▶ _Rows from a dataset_
((

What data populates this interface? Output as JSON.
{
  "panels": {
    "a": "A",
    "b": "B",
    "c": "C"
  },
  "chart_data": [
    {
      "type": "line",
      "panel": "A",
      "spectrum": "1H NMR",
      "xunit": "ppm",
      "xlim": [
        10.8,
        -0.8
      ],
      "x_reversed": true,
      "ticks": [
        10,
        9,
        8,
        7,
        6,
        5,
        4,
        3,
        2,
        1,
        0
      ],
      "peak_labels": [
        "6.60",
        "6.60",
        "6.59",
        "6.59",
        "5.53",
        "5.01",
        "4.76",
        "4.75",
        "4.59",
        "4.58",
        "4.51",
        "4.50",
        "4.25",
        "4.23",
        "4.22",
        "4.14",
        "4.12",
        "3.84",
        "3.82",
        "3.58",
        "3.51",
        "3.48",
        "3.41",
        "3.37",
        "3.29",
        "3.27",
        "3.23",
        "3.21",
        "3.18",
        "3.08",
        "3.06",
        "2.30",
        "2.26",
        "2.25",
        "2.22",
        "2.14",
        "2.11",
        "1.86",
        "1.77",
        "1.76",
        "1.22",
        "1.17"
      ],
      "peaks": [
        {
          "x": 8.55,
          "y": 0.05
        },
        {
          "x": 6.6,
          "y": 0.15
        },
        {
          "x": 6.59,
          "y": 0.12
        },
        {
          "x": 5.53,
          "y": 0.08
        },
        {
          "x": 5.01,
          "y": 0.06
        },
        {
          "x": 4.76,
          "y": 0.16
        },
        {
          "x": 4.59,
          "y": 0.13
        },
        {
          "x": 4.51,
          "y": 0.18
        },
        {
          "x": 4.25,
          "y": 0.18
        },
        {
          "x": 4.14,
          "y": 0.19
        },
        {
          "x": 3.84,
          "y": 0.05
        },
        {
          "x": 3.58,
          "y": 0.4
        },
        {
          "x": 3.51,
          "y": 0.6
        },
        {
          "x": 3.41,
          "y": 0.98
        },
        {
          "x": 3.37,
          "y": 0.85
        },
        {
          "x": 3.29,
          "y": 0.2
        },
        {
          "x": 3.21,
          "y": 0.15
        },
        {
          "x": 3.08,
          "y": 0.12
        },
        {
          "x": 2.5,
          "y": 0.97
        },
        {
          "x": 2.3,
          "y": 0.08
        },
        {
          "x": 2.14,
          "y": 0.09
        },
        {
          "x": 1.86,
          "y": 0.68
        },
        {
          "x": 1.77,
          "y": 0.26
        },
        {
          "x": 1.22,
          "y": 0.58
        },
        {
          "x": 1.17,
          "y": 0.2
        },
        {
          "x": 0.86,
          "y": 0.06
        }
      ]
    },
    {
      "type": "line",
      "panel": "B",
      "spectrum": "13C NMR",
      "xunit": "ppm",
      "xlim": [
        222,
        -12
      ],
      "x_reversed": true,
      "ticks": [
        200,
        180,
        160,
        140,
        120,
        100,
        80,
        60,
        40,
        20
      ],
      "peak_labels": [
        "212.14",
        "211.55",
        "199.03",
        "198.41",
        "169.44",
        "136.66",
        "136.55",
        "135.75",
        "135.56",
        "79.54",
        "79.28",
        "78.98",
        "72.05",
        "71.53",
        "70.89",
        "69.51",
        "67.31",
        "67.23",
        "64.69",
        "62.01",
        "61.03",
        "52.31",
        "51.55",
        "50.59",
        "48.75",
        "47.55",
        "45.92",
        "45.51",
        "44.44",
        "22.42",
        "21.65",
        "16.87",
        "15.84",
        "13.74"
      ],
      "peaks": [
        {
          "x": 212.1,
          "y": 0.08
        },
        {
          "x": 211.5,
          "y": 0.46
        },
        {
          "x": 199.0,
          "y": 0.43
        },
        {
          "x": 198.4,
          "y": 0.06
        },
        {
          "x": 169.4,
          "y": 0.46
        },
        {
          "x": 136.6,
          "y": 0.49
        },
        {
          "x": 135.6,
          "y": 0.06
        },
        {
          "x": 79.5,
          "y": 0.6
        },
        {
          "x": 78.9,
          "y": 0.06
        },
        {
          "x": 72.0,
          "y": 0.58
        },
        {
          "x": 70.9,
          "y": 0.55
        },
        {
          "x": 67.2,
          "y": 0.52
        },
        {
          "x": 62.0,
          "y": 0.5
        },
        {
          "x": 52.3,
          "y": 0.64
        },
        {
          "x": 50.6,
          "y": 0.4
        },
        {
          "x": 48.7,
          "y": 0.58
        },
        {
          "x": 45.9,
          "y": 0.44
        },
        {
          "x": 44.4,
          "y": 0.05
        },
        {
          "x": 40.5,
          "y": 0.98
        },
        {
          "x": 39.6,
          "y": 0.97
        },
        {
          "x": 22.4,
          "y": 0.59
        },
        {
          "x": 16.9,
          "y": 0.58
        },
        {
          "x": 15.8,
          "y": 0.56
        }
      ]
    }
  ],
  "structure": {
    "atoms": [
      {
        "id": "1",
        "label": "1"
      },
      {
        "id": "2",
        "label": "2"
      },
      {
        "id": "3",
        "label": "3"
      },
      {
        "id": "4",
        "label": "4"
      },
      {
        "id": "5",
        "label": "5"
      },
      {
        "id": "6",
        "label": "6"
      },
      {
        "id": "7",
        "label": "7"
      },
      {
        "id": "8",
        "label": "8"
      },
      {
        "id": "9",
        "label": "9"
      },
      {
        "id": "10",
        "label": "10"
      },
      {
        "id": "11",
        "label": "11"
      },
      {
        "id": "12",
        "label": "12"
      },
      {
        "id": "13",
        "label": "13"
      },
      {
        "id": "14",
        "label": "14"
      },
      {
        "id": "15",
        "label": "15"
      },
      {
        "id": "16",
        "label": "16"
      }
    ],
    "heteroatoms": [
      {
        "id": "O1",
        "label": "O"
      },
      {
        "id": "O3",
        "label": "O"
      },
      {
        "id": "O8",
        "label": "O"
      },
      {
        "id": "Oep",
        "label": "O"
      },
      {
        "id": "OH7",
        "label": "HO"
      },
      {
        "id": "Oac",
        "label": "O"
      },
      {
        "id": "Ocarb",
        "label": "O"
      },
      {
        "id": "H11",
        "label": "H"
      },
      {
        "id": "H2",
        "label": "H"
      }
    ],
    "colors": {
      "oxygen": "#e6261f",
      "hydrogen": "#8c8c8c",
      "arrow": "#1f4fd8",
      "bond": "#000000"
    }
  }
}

))

▶ _Problem requirements_
Each line of the material above needs to be quoted exactly, please.

▶ _Written response_
What data populates this interface? Output as JSON.
{
  "panels": {
    "a": "A",
    "b": "B",
    "c": "C"
  },
  "chart_data": [
    {
      "type": "line",
      "panel": "A",
      "spectrum": "1H NMR",
      "xunit": "ppm",
      "xlim": [
        10.8,
        -0.8
      ],
      "x_reversed": true,
      "ticks": [
        10,
        9,
        8,
        7,
        6,
        5,
        4,
        3,
        2,
        1,
        0
      ],
      "peak_labels": [
        "6.60",
        "6.60",
        "6.59",
        "6.59",
        "5.53",
        "5.01",
        "4.76",
        "4.75",
        "4.59",
        "4.58",
        "4.51",
        "4.50",
        "4.25",
        "4.23",
        "4.22",
        "4.14",
        "4.12",
        "3.84",
        "3.82",
        "3.58",
        "3.51",
        "3.48",
        "3.41",
        "3.37",
        "3.29",
        "3.27",
        "3.23",
        "3.21",
        "3.18",
        "3.08",
        "3.06",
        "2.30",
        "2.26",
        "2.25",
        "2.22",
        "2.14",
        "2.11",
        "1.86",
        "1.77",
        "1.76",
        "1.22",
        "1.17"
      ],
      "peaks": [
        {
          "x": 8.55,
          "y": 0.05
        },
        {
          "x": 6.6,
          "y": 0.15
        },
        {
          "x": 6.59,
          "y": 0.12
        },
        {
          "x": 5.53,
          "y": 0.08
        },
        {
          "x": 5.01,
          "y": 0.06
        },
        {
          "x": 4.76,
          "y": 0.16
        },
        {
          "x": 4.59,
          "y": 0.13
        },
        {
          "x": 4.51,
          "y": 0.18
        },
        {
          "x": 4.25,
          "y": 0.18
        },
        {
          "x": 4.14,
          "y": 0.19
        },
        {
          "x": 3.84,
          "y": 0.05
        },
        {
          "x": 3.58,
          "y": 0.4
        },
        {
          "x": 3.51,
          "y": 0.6
        },
        {
          "x": 3.41,
          "y": 0.98
        },
        {
          "x": 3.37,
          "y": 0.85
        },
        {
          "x": 3.29,
          "y": 0.2
        },
        {
          "x": 3.21,
          "y": 0.15
        },
        {
          "x": 3.08,
          "y": 0.12
        },
        {
          "x": 2.5,
          "y": 0.97
        },
        {
          "x": 2.3,
          "y": 0.08
        },
        {
          "x": 2.14,
          "y": 0.09
        },
        {
          "x": 1.86,
          "y": 0.68
        },
        {
          "x": 1.77,
          "y": 0.26
        },
        {
          "x": 1.22,
          "y": 0.58
        },
        {
          "x": 1.17,
          "y": 0.2
        },
        {
          "x": 0.86,
          "y": 0.06
        }
      ]
    },
    {
      "type": "line",
      "panel": "B",
      "spectrum": "13C NMR",
      "xunit": "ppm",
      "xlim": [
        222,
        -12
      ],
      "x_reversed": true,
      "ticks": [
        200,
        180,
        160,
        140,
        120,
        100,
        80,
        60,
        40,
        20
      ],
      "peak_labels": [
        "212.14",
        "211.55",
        "199.03",
        "198.41",
        "169.44",
        "136.66",
        "136.55",
        "135.75",
        "135.56",
        "79.54",
        "79.28",
        "78.98",
        "72.05",
        "71.53",
        "70.89",
        "69.51",
        "67.31",
        "67.23",
        "64.69",
        "62.01",
        "61.03",
        "52.31",
        "51.55",
        "50.59",
        "48.75",
        "47.55",
        "45.92",
        "45.51",
        "44.44",
        "22.42",
        "21.65",
        "16.87",
        "15.84",
        "13.74"
      ],
      "peaks": [
        {
          "x": 212.1,
          "y": 0.08
        },
        {
          "x": 211.5,
          "y": 0.46
        },
        {
          "x": 199.0,
          "y": 0.43
        },
        {
          "x": 198.4,
          "y": 0.06
        },
        {
          "x": 169.4,
          "y": 0.46
        },
        {
          "x": 136.6,
          "y": 0.49
        },
        {
          "x": 135.6,
          "y": 0.06
        },
        {
          "x": 79.5,
          "y": 0.6
        },
        {
          "x": 78.9,
          "y": 0.06
        },
        {
          "x": 72.0,
          "y": 0.58
        },
        {
          "x": 70.9,
          "y": 0.55
        },
        {
          "x": 67.2,
          "y": 0.52
        },
        {
          "x": 62.0,
          "y": 0.5
        },
        {
          "x": 52.3,
          "y": 0.64
        },
        {
          "x": 50.6,
          "y": 0.4
        },
        {
          "x": 48.7,
          "y": 0.58
        },
        {
          "x": 45.9,
          "y": 0.44
        },
        {
          "x": 44.4,
          "y": 0.05
        },
        {
          "x": 40.5,
          "y": 0.98
        },
        {
          "x": 39.6,
          "y": 0.97
        },
        {
          "x": 22.4,
          "y": 0.59
        },
        {
          "x": 16.9,
          "y": 0.58
        },
        {
          "x": 15.8,
          "y": 0.56
        }
      ]
    }
  ],
  "structure": {
    "atoms": [
      {
        "id": "1",
        "label": "1"
      },
      {
        "id": "2",
        "label": "2"
      },
      {
        "id": "3",
        "label": "3"
      },
      {
        "id": "4",
        "label": "4"
      },
      {
        "id": "5",
        "label": "5"
      },
      {
        "id": "6",
        "label": "6"
      },
      {
        "id": "7",
        "label": "7"
      },
      {
        "id": "8",
        "label": "8"
      },
      {
        "id": "9",
        "label": "9"
      },
      {
        "id": "10",
        "label": "10"
      },
      {
        "id": "11",
        "label": "11"
      },
      {
        "id": "12",
        "label": "12"
      },
      {
        "id": "13",
        "label": "13"
      },
      {
        "id": "14",
        "label": "14"
      },
      {
        "id": "15",
        "label": "15"
      },
      {
        "id": "16",
        "label": "16"
      }
    ],
    "heteroatoms": [
      {
        "id": "O1",
        "label": "O"
      },
      {
        "id": "O3",
        "label": "O"
      },
      {
        "id": "O8",
        "label": "O"
      },
      {
        "id": "Oep",
        "label": "O"
      },
      {
        "id": "OH7",
        "label": "HO"
      },
      {
        "id": "Oac",
        "label": "O"
      },
      {
        "id": "Ocarb",
        "label": "O"
      },
      {
        "id": "H11",
        "label": "H"
      },
      {
        "id": "H2",
        "label": "H"
      }
    ],
    "colors": {
      "oxygen": "#e6261f",
      "hydrogen": "#8c8c8c",
      "arrow": "#1f4fd8",
      "bond": "#000000"
    }
  }
}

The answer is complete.